**Task objective:** Retype all the entries word for word, but omit the pictures.

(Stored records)
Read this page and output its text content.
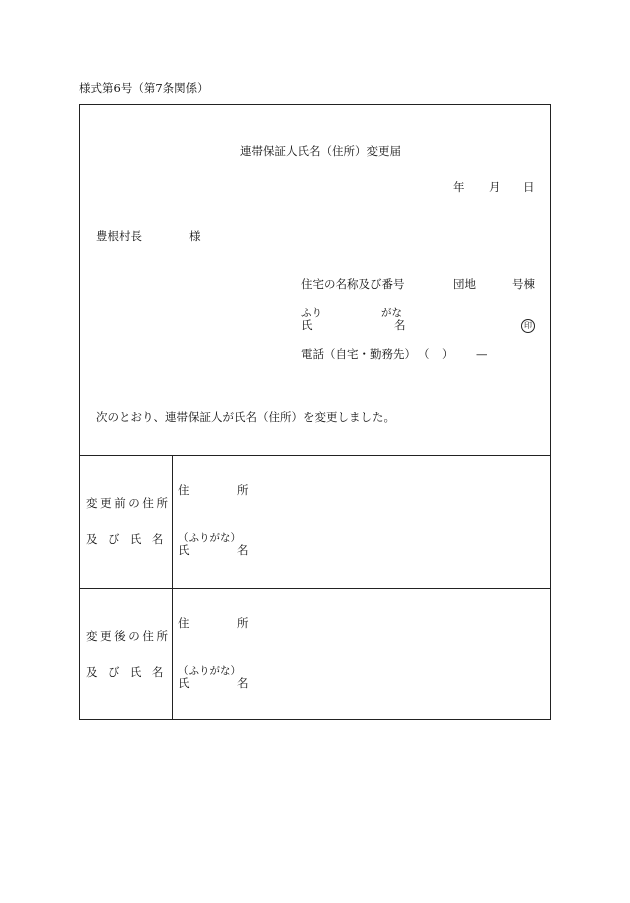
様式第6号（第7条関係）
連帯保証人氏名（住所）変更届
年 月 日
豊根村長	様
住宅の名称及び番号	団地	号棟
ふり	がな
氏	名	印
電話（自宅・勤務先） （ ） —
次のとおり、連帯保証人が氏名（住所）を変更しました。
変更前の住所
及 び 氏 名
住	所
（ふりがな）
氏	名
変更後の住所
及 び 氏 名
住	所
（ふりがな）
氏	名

**Written solution:**
Read this page and output its text content.
様式第6号（第7条関係）
連帯保証人氏名（住所）変更届
年 月 日
豊根村長	様
住宅の名称及び番号	団地	号棟
ふり	がな
氏	名	印
電話（自宅・勤務先） （ ） —
次のとおり、連帯保証人が氏名（住所）を変更しました。
変更前の住所
及 び 氏 名
住	所
（ふりがな）
氏	名
変更後の住所
及 び 氏 名
住	所
（ふりがな）
氏	名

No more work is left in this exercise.